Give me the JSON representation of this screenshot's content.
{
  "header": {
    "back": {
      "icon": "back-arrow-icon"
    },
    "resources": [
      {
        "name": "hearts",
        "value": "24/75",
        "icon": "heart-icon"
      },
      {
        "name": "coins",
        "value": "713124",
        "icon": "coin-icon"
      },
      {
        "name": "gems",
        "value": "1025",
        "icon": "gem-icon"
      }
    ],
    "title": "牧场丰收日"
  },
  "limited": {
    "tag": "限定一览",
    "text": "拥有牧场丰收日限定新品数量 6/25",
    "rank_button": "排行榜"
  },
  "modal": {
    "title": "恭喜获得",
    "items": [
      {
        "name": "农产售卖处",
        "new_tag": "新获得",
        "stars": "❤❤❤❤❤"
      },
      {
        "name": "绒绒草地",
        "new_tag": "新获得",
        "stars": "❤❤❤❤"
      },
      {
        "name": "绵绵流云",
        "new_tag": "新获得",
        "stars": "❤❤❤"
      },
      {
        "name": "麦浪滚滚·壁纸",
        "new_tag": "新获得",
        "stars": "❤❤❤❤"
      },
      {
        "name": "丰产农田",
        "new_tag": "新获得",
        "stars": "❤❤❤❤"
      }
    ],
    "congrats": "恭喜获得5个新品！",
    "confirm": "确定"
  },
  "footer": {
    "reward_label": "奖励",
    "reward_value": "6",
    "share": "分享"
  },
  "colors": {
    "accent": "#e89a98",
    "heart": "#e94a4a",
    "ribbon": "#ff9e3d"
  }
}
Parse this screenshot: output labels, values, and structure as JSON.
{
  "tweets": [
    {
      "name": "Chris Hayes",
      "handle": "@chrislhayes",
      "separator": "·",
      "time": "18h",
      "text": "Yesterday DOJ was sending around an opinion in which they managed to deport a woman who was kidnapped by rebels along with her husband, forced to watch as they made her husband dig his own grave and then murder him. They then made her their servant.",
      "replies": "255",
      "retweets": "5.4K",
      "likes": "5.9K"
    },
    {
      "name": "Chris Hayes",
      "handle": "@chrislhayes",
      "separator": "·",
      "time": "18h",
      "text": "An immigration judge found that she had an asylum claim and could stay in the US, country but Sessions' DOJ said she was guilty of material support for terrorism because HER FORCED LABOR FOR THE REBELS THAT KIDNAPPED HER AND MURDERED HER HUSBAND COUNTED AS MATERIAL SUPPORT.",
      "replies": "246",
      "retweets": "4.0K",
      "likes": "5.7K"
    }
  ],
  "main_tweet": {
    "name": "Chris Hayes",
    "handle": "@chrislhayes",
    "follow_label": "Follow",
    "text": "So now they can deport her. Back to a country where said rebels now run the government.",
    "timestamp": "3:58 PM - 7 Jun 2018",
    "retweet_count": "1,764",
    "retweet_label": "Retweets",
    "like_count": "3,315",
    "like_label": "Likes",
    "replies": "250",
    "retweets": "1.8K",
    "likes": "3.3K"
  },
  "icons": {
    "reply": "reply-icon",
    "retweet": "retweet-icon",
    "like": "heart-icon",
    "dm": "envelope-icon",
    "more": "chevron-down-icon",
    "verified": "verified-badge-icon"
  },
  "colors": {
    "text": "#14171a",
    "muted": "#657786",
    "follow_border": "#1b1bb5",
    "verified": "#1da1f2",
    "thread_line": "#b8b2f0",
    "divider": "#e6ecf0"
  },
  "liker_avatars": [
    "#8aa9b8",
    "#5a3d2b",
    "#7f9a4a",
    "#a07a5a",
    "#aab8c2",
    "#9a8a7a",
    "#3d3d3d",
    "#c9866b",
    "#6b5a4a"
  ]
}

--*--

> GIVEN REQUEST: Take the line that contains "Parse this screenshot: output" and each line after it down to the last of the records, and retype them exactly; add nothing else.

> TASK ANSWER:
Parse this screenshot: output labels, values, and structure as JSON.
{
  "tweets": [
    {
      "name": "Chris Hayes",
      "handle": "@chrislhayes",
      "separator": "·",
      "time": "18h",
      "text": "Yesterday DOJ was sending around an opinion in which they managed to deport a woman who was kidnapped by rebels along with her husband, forced to watch as they made her husband dig his own grave and then murder him. They then made her their servant.",
      "replies": "255",
      "retweets": "5.4K",
      "likes": "5.9K"
    },
    {
      "name": "Chris Hayes",
      "handle": "@chrislhayes",
      "separator": "·",
      "time": "18h",
      "text": "An immigration judge found that she had an asylum claim and could stay in the US, country but Sessions' DOJ said she was guilty of material support for terrorism because HER FORCED LABOR FOR THE REBELS THAT KIDNAPPED HER AND MURDERED HER HUSBAND COUNTED AS MATERIAL SUPPORT.",
      "replies": "246",
      "retweets": "4.0K",
      "likes": "5.7K"
    }
  ],
  "main_tweet": {
    "name": "Chris Hayes",
    "handle": "@chrislhayes",
    "follow_label": "Follow",
    "text": "So now they can deport her. Back to a country where said rebels now run the government.",
    "timestamp": "3:58 PM - 7 Jun 2018",
    "retweet_count": "1,764",
    "retweet_label": "Retweets",
    "like_count": "3,315",
    "like_label": "Likes",
    "replies": "250",
    "retweets": "1.8K",
    "likes": "3.3K"
  },
  "icons": {
    "reply": "reply-icon",
    "retweet": "retweet-icon",
    "like": "heart-icon",
    "dm": "envelope-icon",
    "more": "chevron-down-icon",
    "verified": "verified-badge-icon"
  },
  "colors": {
    "text": "#14171a",
    "muted": "#657786",
    "follow_border": "#1b1bb5",
    "verified": "#1da1f2",
    "thread_line": "#b8b2f0",
    "divider": "#e6ecf0"
  },
  "liker_avatars": [
    "#8aa9b8",
    "#5a3d2b",
    "#7f9a4a",
    "#a07a5a",
    "#aab8c2",
    "#9a8a7a",
    "#3d3d3d",
    "#c9866b",
    "#6b5a4a"
  ]
}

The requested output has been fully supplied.